GIVEN INSTRUCTION:
Output all entries verbatim. Skip pictures.

RECORDS PROVIDED:
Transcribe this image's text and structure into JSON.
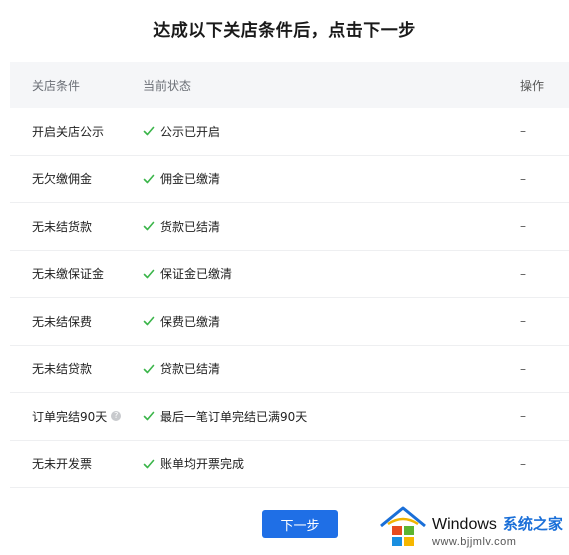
{
  "title": "达成以下关店条件后，点击下一步",
  "table": {
    "headers": [
      "关店条件",
      "当前状态",
      "操作"
    ],
    "rows": [
      {
        "condition": "开启关店公示",
        "status": "公示已开启",
        "action": "–"
      },
      {
        "condition": "无欠缴佣金",
        "status": "佣金已缴清",
        "action": "–"
      },
      {
        "condition": "无未结货款",
        "status": "货款已结清",
        "action": "–"
      },
      {
        "condition": "无未缴保证金",
        "status": "保证金已缴清",
        "action": "–"
      },
      {
        "condition": "无未结保费",
        "status": "保费已缴清",
        "action": "–"
      },
      {
        "condition": "无未结贷款",
        "status": "贷款已结清",
        "action": "–"
      },
      {
        "condition": "订单完结90天",
        "status": "最后一笔订单完结已满90天",
        "action": "–",
        "has_info_icon": true
      },
      {
        "condition": "无未开发票",
        "status": "账单均开票完成",
        "action": "–"
      }
    ]
  },
  "next_button": {
    "label": "下一步"
  },
  "watermark": {
    "brand": "Windows",
    "cn": "系统之家",
    "url": "www.bjjmlv.com"
  },
  "colors": {
    "primary": "#1f6fe6",
    "check": "#3bb54a",
    "header_bg": "#f5f6f8"
  },
  "icons": {
    "status": "check-icon",
    "info": "info-icon",
    "logo": "windows-house-logo"
  }
}
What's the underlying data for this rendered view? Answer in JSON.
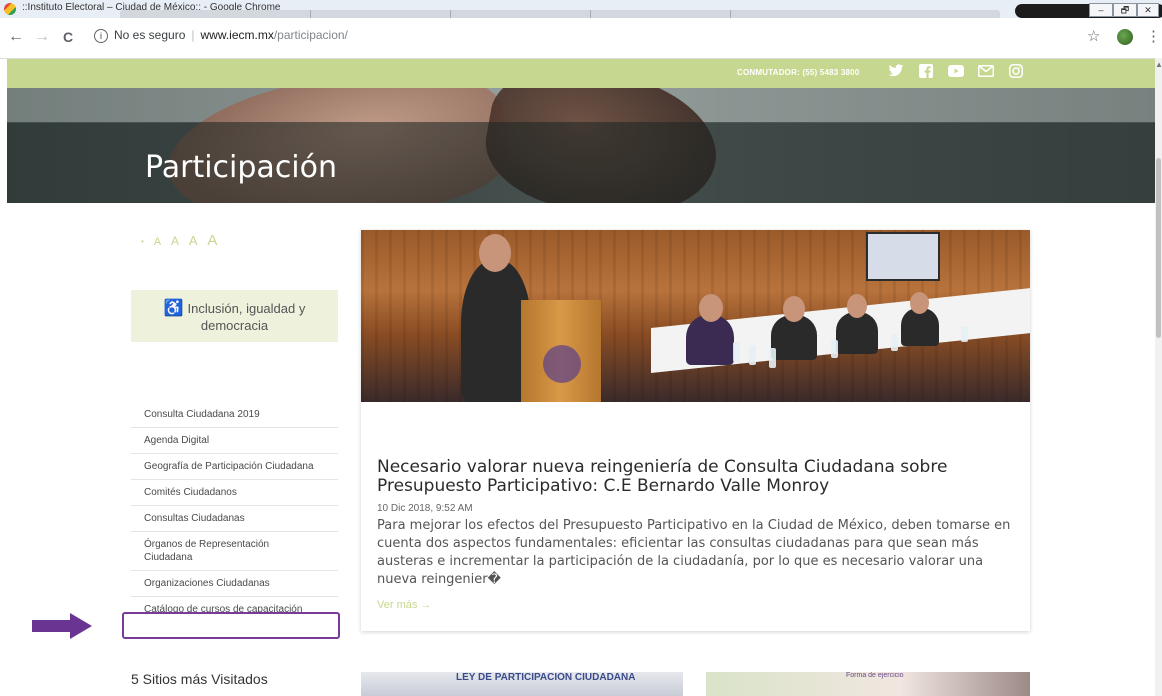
{
  "window": {
    "title": "::Instituto Electoral – Ciudad de México:: - Google Chrome",
    "min": "–",
    "restore": "🗗",
    "close": "✕"
  },
  "browser": {
    "back": "←",
    "forward": "→",
    "reload": "C",
    "security": "No es seguro",
    "domain": "www.iecm.mx",
    "path": "/participacion/",
    "star": "☆",
    "menu": "⋮"
  },
  "topbar": {
    "phone": "CONMUTADOR: (55) 5483 3800",
    "social": [
      "twitter-icon",
      "facebook-icon",
      "youtube-icon",
      "mail-icon",
      "instagram-icon"
    ]
  },
  "hero": {
    "title": "Participación"
  },
  "sidebar": {
    "font_sizer": [
      "A",
      "A",
      "A",
      "A"
    ],
    "inclusion_label": "Inclusión, igualdad y democracia",
    "items": [
      {
        "label": "Consulta Ciudadana 2019"
      },
      {
        "label": "Agenda Digital"
      },
      {
        "label": "Geografía de Participación Ciudadana"
      },
      {
        "label": "Comités Ciudadanos"
      },
      {
        "label": "Consultas Ciudadanas"
      },
      {
        "label": "Órganos de Representación Ciudadana"
      },
      {
        "label": "Organizaciones Ciudadanas"
      },
      {
        "label": "Catálogo de cursos de capacitación"
      }
    ],
    "sitios_heading": "5 Sitios más Visitados"
  },
  "news": {
    "title": "Necesario valorar nueva reingeniería de Consulta Ciudadana sobre Presupuesto Participativo: C.E Bernardo Valle Monroy",
    "date": "10 Dic 2018, 9:52 AM",
    "body": "Para mejorar los efectos del Presupuesto Participativo en la Ciudad de México, deben tomarse en cuenta dos aspectos fundamentales: eficientar las consultas ciudadanas para que sean más austeras e incrementar la participación de la ciudadanía, por lo que es necesario valorar una nueva reingenier�",
    "more": "Ver más →"
  },
  "thumbs": {
    "t1_text": "LEY DE PARTICIPACIÓN CIUDADANA",
    "t2_text": "Forma de ejercicio"
  },
  "colors": {
    "accent": "#c6d88f",
    "highlight": "#7a3a9a",
    "arrow": "#6a3592"
  }
}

ANSWER TO THIS PROBLEM:
Transcribe this image's text and structure into JSON.
{
  "title": "达成以下关店条件后，点击下一步",
  "table": {
    "headers": [
      "关店条件",
      "当前状态",
      "操作"
    ],
    "rows": [
      {
        "condition": "开启关店公示",
        "status": "公示已开启",
        "action": "–"
      },
      {
        "condition": "无欠缴佣金",
        "status": "佣金已缴清",
        "action": "–"
      },
      {
        "condition": "无未结货款",
        "status": "货款已结清",
        "action": "–"
      },
      {
        "condition": "无未缴保证金",
        "status": "保证金已缴清",
        "action": "–"
      },
      {
        "condition": "无未结保费",
        "status": "保费已缴清",
        "action": "–"
      },
      {
        "condition": "无未结贷款",
        "status": "贷款已结清",
        "action": "–"
      },
      {
        "condition": "订单完结90天",
        "status": "最后一笔订单完结已满90天",
        "action": "–",
        "has_info_icon": true
      },
      {
        "condition": "无未开发票",
        "status": "账单均开票完成",
        "action": "–"
      }
    ]
  },
  "next_button": {
    "label": "下一步"
  },
  "watermark": {
    "brand": "Windows",
    "cn": "系统之家",
    "url": "www.bjjmlv.com"
  },
  "colors": {
    "primary": "#1f6fe6",
    "check": "#3bb54a",
    "header_bg": "#f5f6f8"
  },
  "icons": {
    "status": "check-icon",
    "info": "info-icon",
    "logo": "windows-house-logo"
  }
}
What's the underlying data for this rendered view? Answer in JSON.
{
  "window": {
    "title": "::Instituto Electoral – Ciudad de México:: - Google Chrome",
    "min": "–",
    "restore": "🗗",
    "close": "✕"
  },
  "browser": {
    "back": "←",
    "forward": "→",
    "reload": "C",
    "security": "No es seguro",
    "domain": "www.iecm.mx",
    "path": "/participacion/",
    "star": "☆",
    "menu": "⋮"
  },
  "topbar": {
    "phone": "CONMUTADOR: (55) 5483 3800",
    "social": [
      "twitter-icon",
      "facebook-icon",
      "youtube-icon",
      "mail-icon",
      "instagram-icon"
    ]
  },
  "hero": {
    "title": "Participación"
  },
  "sidebar": {
    "font_sizer": [
      "A",
      "A",
      "A",
      "A"
    ],
    "inclusion_label": "Inclusión, igualdad y democracia",
    "items": [
      {
        "label": "Consulta Ciudadana 2019"
      },
      {
        "label": "Agenda Digital"
      },
      {
        "label": "Geografía de Participación Ciudadana"
      },
      {
        "label": "Comités Ciudadanos"
      },
      {
        "label": "Consultas Ciudadanas"
      },
      {
        "label": "Órganos de Representación Ciudadana"
      },
      {
        "label": "Organizaciones Ciudadanas"
      },
      {
        "label": "Catálogo de cursos de capacitación"
      }
    ],
    "sitios_heading": "5 Sitios más Visitados"
  },
  "news": {
    "title": "Necesario valorar nueva reingeniería de Consulta Ciudadana sobre Presupuesto Participativo: C.E Bernardo Valle Monroy",
    "date": "10 Dic 2018, 9:52 AM",
    "body": "Para mejorar los efectos del Presupuesto Participativo en la Ciudad de México, deben tomarse en cuenta dos aspectos fundamentales: eficientar las consultas ciudadanas para que sean más austeras e incrementar la participación de la ciudadanía, por lo que es necesario valorar una nueva reingenier�",
    "more": "Ver más →"
  },
  "thumbs": {
    "t1_text": "LEY DE PARTICIPACIÓN CIUDADANA",
    "t2_text": "Forma de ejercicio"
  },
  "colors": {
    "accent": "#c6d88f",
    "highlight": "#7a3a9a",
    "arrow": "#6a3592"
  }
}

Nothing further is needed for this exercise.